(Excerpt from a dataset)
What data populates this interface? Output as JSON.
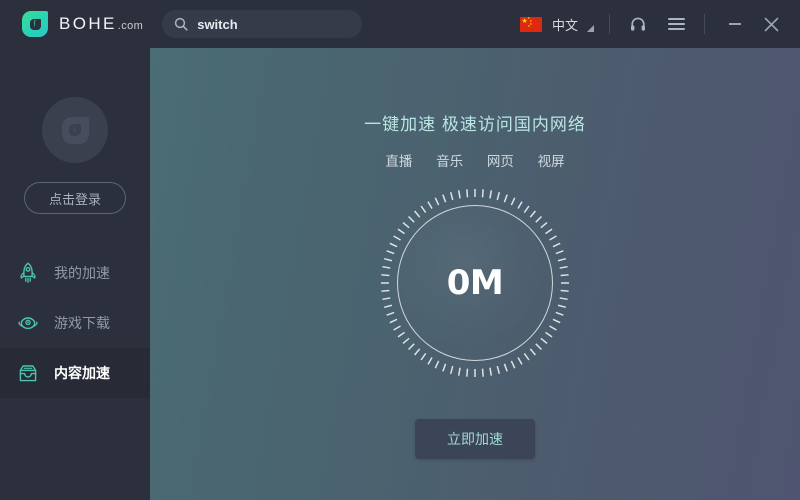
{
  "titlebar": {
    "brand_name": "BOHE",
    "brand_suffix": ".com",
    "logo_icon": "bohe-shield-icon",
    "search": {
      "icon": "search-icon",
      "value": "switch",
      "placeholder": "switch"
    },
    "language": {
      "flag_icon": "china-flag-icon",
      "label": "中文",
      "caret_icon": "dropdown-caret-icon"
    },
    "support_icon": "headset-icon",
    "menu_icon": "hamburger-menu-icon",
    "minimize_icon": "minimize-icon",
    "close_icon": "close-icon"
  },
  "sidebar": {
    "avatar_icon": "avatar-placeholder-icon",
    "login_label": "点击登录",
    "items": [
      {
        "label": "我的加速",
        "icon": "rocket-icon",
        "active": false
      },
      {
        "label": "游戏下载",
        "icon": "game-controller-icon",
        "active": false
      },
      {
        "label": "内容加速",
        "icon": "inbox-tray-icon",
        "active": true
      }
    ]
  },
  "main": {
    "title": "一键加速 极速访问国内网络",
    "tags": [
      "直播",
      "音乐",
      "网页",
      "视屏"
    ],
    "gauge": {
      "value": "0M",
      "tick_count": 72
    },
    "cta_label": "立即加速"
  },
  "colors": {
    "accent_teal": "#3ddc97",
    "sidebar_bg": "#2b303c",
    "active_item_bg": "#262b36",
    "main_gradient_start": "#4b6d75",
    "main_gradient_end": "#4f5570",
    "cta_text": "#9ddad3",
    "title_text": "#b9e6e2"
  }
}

** Your instructions **
Reproduce every record above exactly, omitting the pictures.

** Answer to the task **
What data populates this interface? Output as JSON.
{
  "titlebar": {
    "brand_name": "BOHE",
    "brand_suffix": ".com",
    "logo_icon": "bohe-shield-icon",
    "search": {
      "icon": "search-icon",
      "value": "switch",
      "placeholder": "switch"
    },
    "language": {
      "flag_icon": "china-flag-icon",
      "label": "中文",
      "caret_icon": "dropdown-caret-icon"
    },
    "support_icon": "headset-icon",
    "menu_icon": "hamburger-menu-icon",
    "minimize_icon": "minimize-icon",
    "close_icon": "close-icon"
  },
  "sidebar": {
    "avatar_icon": "avatar-placeholder-icon",
    "login_label": "点击登录",
    "items": [
      {
        "label": "我的加速",
        "icon": "rocket-icon",
        "active": false
      },
      {
        "label": "游戏下载",
        "icon": "game-controller-icon",
        "active": false
      },
      {
        "label": "内容加速",
        "icon": "inbox-tray-icon",
        "active": true
      }
    ]
  },
  "main": {
    "title": "一键加速 极速访问国内网络",
    "tags": [
      "直播",
      "音乐",
      "网页",
      "视屏"
    ],
    "gauge": {
      "value": "0M",
      "tick_count": 72
    },
    "cta_label": "立即加速"
  },
  "colors": {
    "accent_teal": "#3ddc97",
    "sidebar_bg": "#2b303c",
    "active_item_bg": "#262b36",
    "main_gradient_start": "#4b6d75",
    "main_gradient_end": "#4f5570",
    "cta_text": "#9ddad3",
    "title_text": "#b9e6e2"
  }
}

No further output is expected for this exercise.